- _OPGESOMDE VERMELDINGEN_
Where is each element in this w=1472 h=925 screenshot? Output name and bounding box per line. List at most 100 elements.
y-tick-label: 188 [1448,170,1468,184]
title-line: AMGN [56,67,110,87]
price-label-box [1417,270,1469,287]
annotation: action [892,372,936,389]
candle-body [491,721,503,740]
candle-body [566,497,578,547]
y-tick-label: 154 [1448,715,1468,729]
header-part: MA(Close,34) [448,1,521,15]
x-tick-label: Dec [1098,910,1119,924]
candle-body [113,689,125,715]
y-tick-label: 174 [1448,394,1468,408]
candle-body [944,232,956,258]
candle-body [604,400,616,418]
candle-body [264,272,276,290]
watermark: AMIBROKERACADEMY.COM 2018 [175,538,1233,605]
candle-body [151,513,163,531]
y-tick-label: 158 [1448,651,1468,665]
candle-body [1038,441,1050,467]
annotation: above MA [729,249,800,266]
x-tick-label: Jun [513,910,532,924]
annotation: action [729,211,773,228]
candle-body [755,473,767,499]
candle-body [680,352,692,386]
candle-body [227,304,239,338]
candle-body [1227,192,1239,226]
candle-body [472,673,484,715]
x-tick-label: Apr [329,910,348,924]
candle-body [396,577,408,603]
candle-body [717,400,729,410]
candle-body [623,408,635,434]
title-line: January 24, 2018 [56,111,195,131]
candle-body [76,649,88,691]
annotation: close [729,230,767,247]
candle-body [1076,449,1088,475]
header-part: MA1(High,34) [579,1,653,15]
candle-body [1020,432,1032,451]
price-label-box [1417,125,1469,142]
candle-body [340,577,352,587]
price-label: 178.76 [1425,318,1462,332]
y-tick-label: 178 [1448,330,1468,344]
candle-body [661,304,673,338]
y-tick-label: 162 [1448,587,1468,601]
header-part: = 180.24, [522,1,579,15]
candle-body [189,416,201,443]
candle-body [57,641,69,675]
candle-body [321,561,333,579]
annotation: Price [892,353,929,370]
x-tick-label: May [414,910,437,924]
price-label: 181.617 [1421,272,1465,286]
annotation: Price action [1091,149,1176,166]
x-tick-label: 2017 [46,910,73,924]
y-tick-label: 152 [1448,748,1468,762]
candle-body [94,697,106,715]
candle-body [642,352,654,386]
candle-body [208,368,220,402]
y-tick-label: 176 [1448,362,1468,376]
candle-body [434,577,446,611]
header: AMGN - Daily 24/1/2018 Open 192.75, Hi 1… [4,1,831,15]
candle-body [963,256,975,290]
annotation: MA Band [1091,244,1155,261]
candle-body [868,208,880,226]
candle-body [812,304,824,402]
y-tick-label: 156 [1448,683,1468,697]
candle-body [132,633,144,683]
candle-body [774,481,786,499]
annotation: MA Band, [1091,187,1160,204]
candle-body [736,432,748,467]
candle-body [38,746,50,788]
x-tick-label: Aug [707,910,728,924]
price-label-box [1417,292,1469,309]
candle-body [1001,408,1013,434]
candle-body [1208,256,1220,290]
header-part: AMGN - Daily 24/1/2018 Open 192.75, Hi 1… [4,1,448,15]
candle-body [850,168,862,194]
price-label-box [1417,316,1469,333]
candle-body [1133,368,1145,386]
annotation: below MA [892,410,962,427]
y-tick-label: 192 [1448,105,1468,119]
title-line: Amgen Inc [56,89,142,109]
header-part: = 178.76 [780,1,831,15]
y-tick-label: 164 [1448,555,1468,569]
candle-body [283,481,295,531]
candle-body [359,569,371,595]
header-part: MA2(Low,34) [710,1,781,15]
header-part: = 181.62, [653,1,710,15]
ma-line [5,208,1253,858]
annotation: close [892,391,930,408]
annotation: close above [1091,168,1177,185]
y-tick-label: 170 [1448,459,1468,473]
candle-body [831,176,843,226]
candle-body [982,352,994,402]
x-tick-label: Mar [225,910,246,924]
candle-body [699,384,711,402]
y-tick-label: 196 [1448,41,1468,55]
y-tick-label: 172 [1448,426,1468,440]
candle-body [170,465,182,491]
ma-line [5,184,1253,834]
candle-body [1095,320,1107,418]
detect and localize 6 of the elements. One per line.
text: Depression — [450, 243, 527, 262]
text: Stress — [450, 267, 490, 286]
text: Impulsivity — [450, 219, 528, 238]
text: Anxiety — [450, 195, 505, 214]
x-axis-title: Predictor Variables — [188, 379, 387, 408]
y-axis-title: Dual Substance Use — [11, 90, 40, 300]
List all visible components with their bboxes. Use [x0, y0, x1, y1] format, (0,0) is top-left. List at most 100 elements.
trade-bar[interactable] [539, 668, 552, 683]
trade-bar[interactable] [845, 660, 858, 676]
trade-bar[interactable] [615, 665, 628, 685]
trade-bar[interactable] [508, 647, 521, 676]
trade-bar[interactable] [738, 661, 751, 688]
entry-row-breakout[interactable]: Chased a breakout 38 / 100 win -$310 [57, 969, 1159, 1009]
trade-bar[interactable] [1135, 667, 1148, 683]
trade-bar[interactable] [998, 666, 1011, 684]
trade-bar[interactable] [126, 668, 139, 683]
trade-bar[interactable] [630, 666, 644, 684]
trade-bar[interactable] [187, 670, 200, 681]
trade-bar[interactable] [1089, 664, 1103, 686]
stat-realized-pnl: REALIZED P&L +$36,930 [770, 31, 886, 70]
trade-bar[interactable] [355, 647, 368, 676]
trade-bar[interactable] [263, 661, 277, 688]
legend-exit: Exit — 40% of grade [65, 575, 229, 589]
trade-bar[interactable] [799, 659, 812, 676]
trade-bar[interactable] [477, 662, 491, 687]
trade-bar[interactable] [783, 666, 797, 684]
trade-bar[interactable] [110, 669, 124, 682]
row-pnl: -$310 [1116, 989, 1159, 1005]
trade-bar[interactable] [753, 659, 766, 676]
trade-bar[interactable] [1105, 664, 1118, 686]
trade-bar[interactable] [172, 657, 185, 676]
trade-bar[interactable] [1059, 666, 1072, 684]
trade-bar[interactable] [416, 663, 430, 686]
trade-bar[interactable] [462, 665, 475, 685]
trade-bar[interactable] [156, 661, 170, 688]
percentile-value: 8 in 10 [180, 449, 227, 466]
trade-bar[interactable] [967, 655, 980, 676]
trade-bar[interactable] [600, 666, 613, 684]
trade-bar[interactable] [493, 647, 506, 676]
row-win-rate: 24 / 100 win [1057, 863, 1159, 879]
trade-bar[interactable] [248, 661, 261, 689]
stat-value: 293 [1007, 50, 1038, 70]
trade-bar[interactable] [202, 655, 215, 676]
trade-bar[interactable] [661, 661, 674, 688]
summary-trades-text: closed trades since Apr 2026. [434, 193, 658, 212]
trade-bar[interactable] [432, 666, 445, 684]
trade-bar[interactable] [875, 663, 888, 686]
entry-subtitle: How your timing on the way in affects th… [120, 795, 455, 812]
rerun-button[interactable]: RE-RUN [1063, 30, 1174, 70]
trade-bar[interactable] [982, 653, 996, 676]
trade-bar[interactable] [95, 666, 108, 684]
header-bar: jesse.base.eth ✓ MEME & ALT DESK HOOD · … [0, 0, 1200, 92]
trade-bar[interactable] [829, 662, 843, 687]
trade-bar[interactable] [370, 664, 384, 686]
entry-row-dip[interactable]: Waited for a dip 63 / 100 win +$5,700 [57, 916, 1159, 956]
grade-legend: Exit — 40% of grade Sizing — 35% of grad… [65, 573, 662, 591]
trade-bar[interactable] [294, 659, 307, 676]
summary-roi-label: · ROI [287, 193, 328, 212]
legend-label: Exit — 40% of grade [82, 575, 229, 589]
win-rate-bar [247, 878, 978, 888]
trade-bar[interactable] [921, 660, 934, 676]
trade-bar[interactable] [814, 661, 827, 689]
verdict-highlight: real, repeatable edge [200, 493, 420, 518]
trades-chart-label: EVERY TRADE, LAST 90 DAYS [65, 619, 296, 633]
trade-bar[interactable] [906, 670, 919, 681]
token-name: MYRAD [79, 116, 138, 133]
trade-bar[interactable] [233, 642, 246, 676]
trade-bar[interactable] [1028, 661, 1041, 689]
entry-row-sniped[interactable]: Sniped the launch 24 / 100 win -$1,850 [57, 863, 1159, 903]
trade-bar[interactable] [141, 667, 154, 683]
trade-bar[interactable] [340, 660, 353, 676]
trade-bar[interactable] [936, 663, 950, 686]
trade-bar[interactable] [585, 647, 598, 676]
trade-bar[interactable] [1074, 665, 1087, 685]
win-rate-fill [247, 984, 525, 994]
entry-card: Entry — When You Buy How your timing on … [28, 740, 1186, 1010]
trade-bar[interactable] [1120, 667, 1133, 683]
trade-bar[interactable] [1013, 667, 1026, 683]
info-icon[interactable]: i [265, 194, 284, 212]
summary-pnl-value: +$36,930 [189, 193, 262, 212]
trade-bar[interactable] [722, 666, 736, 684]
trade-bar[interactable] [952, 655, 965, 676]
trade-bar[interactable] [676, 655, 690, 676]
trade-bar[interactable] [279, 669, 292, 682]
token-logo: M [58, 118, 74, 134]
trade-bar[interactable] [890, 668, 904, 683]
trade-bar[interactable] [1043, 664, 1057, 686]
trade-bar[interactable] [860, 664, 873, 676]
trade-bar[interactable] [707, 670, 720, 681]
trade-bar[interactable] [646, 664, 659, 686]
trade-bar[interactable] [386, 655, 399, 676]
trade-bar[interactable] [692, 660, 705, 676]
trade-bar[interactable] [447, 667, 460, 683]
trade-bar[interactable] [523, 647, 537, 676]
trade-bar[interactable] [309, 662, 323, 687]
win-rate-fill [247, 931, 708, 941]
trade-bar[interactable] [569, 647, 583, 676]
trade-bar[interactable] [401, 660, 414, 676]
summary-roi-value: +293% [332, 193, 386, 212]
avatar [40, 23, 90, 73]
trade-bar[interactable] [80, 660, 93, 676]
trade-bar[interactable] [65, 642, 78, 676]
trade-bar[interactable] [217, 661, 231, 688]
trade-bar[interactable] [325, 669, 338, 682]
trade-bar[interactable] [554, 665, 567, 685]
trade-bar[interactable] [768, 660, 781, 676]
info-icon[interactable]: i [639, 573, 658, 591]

- _UIT TE VOEREN_
Citeer letterlijk de vermeldingen vanaf het begin tot en met de regel met "x-tick-label: Dec [1098,910,1119,924]".

- _UITVOER HIERONDER_
Where is each element in this w=1472 h=925 screenshot? Output name and bounding box per line. List at most 100 elements.
y-tick-label: 188 [1448,170,1468,184]
title-line: AMGN [56,67,110,87]
price-label-box [1417,270,1469,287]
annotation: action [892,372,936,389]
candle-body [491,721,503,740]
candle-body [566,497,578,547]
y-tick-label: 154 [1448,715,1468,729]
header-part: MA(Close,34) [448,1,521,15]
x-tick-label: Dec [1098,910,1119,924]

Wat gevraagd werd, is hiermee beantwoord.